INSTRUCTIONS TO FOLLOW: Reproduce the material in full, unchanged.

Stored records
******************************

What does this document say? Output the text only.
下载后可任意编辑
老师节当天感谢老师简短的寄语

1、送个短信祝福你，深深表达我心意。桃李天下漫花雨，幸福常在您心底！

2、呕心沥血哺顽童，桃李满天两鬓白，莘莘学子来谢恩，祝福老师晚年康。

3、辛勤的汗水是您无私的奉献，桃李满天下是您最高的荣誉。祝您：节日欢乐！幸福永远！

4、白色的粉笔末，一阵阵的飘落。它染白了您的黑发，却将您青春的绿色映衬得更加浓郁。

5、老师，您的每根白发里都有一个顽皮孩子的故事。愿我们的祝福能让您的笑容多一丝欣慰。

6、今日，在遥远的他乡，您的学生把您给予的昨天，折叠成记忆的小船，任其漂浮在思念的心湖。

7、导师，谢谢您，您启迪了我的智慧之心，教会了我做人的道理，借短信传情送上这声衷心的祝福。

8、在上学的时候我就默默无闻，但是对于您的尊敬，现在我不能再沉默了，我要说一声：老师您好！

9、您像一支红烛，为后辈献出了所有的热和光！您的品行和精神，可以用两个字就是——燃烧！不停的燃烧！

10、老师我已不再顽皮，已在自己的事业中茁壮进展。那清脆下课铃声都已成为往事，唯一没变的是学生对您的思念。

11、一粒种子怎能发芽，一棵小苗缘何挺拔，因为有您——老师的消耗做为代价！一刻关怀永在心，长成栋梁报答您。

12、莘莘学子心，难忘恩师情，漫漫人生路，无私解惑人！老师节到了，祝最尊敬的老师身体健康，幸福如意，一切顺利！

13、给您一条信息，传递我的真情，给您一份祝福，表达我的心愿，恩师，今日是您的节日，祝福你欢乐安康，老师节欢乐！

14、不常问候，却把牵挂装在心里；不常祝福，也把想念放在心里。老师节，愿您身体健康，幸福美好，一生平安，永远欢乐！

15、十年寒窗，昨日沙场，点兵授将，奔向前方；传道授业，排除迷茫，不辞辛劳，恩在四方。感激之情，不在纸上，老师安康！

******************************

RESPONSE TO THE EXERCISE:
What does this document say? Output the text only.
下载后可任意编辑
老师节当天感谢老师简短的寄语

1、送个短信祝福你，深深表达我心意。桃李天下漫花雨，幸福常在您心底！

2、呕心沥血哺顽童，桃李满天两鬓白，莘莘学子来谢恩，祝福老师晚年康。

3、辛勤的汗水是您无私的奉献，桃李满天下是您最高的荣誉。祝您：节日欢乐！幸福永远！

4、白色的粉笔末，一阵阵的飘落。它染白了您的黑发，却将您青春的绿色映衬得更加浓郁。

5、老师，您的每根白发里都有一个顽皮孩子的故事。愿我们的祝福能让您的笑容多一丝欣慰。

6、今日，在遥远的他乡，您的学生把您给予的昨天，折叠成记忆的小船，任其漂浮在思念的心湖。

7、导师，谢谢您，您启迪了我的智慧之心，教会了我做人的道理，借短信传情送上这声衷心的祝福。

8、在上学的时候我就默默无闻，但是对于您的尊敬，现在我不能再沉默了，我要说一声：老师您好！

9、您像一支红烛，为后辈献出了所有的热和光！您的品行和精神，可以用两个字就是——燃烧！不停的燃烧！

10、老师我已不再顽皮，已在自己的事业中茁壮进展。那清脆下课铃声都已成为往事，唯一没变的是学生对您的思念。

11、一粒种子怎能发芽，一棵小苗缘何挺拔，因为有您——老师的消耗做为代价！一刻关怀永在心，长成栋梁报答您。

12、莘莘学子心，难忘恩师情，漫漫人生路，无私解惑人！老师节到了，祝最尊敬的老师身体健康，幸福如意，一切顺利！

13、给您一条信息，传递我的真情，给您一份祝福，表达我的心愿，恩师，今日是您的节日，祝福你欢乐安康，老师节欢乐！

14、不常问候，却把牵挂装在心里；不常祝福，也把想念放在心里。老师节，愿您身体健康，幸福美好，一生平安，永远欢乐！

15、十年寒窗，昨日沙场，点兵授将，奔向前方；传道授业，排除迷茫，不辞辛劳，恩在四方。感激之情，不在纸上，老师安康！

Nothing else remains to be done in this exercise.